**Atividade 1**
Responda a estas perguntas com base no excerto sobre os impostos nos Açores:
(a) Que entidade pediu que fosse concretizada a reposição do diferencial fiscal nos 30%?
(b) Em quanto está atualmente o diferencial fiscal?
(c) De que ilhas são os empresários que assinaram o comunicado?
**Atividade 2**
Segundo o excerto, porque é que a Câmara de Comércio e Indústria de Ponta Delgada quer a reposição do diferencial fiscal nos 30%? Responda em uma a três frases.

Empresários açorianos pedem para ser concretizada baixa de impostos nos Açores

Empresários açorianos pedem para ser concretizada baixa de impostos nos Açores

 

Lusa/AO Online   Regional   31 de Out de 2014, 06:01

A Câmara de Comércio e Indústria de Ponta Delgada pediu para ser "concretizada" a "reposição do diferencial fiscal nos 30%", para permitir a baixa de impostos nos Açores, considerando que terá "efeitos diretos" positivos na economia regional.

 

Os empresários das ilhas de São Miguel e Santa Maria consideram, num comunicado, que "foi manifestada a possibilidade de reposição nos 30%" do chamado diferencial fiscal nas ilhas (a diminuição máxima que os impostos podem ter nos Açores em relação ao continente), numa alusão a declarações do primeiro-ministro, Pedro Passos Coelho, durante a visita que fez ao arquipélago esta semana.

O regresso do diferencial fiscal aos 30% em que estava até ao ano passado (atualmente está nos 20%) abre portas a uma baixa de impostos nos Açores, caso o Governo Regional opte por aplicar a diferenciação máxima nos impostos.

**Registos de dados**
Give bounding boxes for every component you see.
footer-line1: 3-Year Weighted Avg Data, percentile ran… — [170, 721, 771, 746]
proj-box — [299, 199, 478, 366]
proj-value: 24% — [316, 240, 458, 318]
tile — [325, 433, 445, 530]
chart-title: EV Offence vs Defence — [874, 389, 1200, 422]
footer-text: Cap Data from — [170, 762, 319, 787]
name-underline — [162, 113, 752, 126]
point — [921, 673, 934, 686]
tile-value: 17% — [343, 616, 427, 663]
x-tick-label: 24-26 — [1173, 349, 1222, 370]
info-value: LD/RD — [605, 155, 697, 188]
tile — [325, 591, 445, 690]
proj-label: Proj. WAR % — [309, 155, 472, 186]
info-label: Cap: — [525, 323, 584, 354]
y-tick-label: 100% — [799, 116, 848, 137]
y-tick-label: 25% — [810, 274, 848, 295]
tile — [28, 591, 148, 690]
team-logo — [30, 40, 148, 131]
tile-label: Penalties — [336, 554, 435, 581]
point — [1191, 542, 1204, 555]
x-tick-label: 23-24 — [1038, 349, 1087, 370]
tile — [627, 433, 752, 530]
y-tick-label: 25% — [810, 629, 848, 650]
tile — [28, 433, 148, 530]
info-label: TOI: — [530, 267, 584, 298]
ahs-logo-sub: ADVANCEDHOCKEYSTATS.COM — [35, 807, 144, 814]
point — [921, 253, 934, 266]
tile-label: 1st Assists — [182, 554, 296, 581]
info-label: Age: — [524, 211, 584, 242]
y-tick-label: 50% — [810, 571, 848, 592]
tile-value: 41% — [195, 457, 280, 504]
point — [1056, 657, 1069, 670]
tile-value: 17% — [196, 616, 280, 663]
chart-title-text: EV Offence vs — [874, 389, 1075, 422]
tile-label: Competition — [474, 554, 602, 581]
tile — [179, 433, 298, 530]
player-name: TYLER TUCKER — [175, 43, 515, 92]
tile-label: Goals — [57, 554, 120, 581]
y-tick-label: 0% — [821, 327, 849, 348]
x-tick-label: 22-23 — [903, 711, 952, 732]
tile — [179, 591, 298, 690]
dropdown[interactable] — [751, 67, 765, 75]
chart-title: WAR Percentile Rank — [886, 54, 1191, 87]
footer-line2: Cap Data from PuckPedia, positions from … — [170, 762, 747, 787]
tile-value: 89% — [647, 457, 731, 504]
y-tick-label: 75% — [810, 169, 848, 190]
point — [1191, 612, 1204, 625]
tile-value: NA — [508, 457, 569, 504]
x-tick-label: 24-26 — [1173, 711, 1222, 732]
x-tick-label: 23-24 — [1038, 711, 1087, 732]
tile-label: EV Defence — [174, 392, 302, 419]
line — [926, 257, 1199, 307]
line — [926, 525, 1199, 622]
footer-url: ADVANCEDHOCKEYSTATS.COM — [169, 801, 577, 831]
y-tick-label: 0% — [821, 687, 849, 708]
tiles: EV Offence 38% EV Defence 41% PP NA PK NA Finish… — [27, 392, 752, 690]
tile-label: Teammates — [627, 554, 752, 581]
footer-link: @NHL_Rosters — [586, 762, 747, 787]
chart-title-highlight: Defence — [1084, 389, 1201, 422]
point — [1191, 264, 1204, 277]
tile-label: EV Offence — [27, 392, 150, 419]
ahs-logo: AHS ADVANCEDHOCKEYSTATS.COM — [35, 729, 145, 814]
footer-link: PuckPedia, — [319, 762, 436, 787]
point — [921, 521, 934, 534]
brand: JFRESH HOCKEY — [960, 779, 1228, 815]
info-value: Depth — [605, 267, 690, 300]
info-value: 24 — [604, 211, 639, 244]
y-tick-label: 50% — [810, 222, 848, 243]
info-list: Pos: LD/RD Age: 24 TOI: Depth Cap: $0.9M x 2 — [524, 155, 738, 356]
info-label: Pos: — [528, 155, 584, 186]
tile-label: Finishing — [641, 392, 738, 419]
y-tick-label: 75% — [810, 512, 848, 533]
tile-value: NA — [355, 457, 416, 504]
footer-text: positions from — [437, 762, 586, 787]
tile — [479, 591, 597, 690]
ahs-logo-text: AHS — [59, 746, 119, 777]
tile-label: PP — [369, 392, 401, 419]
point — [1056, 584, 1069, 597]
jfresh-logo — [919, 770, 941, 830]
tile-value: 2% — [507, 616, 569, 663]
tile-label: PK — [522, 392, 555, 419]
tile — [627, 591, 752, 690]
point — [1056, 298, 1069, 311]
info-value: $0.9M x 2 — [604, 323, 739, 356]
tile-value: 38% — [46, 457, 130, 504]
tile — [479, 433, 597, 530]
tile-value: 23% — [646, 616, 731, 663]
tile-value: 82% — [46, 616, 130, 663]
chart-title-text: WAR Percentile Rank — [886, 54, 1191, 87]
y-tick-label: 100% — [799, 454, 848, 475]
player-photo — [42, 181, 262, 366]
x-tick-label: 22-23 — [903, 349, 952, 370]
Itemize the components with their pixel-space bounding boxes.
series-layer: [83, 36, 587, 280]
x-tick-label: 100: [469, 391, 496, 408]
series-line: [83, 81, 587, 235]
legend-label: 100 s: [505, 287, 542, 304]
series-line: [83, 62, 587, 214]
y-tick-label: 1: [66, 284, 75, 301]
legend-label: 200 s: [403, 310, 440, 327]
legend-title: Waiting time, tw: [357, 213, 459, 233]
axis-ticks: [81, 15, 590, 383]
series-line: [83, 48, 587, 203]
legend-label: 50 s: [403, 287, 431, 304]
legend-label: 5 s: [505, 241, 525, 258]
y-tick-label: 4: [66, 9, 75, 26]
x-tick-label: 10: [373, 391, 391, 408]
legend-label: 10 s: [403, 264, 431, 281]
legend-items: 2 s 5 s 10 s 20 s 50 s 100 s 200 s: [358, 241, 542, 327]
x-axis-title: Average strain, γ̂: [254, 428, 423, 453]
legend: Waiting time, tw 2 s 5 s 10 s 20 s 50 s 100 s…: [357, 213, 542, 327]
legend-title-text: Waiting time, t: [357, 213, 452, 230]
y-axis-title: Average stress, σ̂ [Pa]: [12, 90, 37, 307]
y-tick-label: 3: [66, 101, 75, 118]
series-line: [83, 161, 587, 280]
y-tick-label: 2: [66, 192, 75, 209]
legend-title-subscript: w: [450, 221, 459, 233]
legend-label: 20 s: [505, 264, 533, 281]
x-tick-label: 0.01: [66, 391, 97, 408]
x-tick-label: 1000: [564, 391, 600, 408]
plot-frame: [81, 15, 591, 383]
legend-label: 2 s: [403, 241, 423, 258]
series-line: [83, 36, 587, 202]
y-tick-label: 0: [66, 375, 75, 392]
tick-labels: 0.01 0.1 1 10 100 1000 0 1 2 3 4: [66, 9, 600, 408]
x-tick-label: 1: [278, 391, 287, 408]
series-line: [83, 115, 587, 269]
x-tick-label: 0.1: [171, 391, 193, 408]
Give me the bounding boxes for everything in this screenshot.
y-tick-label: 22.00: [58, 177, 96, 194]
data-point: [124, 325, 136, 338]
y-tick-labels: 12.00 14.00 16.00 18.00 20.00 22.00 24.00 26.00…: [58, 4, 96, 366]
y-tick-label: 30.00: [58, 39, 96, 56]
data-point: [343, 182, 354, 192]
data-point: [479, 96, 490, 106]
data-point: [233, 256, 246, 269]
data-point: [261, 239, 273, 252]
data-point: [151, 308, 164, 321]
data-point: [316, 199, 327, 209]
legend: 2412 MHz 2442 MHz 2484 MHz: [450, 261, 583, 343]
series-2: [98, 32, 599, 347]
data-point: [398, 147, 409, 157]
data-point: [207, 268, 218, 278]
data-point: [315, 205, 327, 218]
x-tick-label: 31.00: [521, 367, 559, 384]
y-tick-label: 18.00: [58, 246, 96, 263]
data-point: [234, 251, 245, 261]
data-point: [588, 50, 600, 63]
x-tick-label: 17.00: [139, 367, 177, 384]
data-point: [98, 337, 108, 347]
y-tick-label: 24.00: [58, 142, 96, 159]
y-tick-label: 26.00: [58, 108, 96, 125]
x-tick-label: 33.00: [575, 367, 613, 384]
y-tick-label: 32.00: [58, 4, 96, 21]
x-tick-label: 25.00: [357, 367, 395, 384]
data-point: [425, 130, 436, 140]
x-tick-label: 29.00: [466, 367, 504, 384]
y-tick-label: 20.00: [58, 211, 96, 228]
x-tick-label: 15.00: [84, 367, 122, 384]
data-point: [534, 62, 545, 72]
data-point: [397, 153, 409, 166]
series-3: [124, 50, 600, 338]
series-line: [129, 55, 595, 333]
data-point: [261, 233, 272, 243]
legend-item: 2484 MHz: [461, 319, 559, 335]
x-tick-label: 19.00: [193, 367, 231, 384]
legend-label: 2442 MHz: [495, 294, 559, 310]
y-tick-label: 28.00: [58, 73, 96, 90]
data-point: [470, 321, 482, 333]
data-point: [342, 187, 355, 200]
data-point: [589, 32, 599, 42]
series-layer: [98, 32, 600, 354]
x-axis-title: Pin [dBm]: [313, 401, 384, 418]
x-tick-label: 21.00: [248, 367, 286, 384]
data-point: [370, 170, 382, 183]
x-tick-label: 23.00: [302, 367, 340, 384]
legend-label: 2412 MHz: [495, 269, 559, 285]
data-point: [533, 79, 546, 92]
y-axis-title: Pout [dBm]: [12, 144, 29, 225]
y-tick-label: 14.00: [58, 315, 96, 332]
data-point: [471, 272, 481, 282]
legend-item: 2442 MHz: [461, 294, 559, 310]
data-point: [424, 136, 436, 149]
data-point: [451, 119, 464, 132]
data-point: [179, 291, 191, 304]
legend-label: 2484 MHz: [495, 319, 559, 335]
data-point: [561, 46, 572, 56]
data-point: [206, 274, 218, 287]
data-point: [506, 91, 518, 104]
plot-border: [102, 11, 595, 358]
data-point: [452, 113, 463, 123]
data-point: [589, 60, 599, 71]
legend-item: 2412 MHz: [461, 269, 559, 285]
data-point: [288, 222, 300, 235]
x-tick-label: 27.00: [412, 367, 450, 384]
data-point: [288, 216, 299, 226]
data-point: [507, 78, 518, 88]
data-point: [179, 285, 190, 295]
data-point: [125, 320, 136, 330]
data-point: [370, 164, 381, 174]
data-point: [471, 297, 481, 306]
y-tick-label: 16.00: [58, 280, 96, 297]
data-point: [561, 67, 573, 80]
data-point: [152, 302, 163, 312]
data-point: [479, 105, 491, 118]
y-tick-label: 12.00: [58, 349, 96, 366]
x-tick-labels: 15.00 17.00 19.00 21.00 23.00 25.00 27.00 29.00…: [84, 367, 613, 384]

**Resultado 1**
(a) A Câmara de Comércio e Indústria de Ponta Delgada.
(b) Em 20%.
(c) Das ilhas de São Miguel e Santa Maria.

**Resultado 2**
A reposição permitiria baixar os impostos nos Açores, caso o Governo Regional opte por aplicar a diferenciação máxima. Segundo a Câmara, essa baixa teria efeitos diretos positivos na economia regional.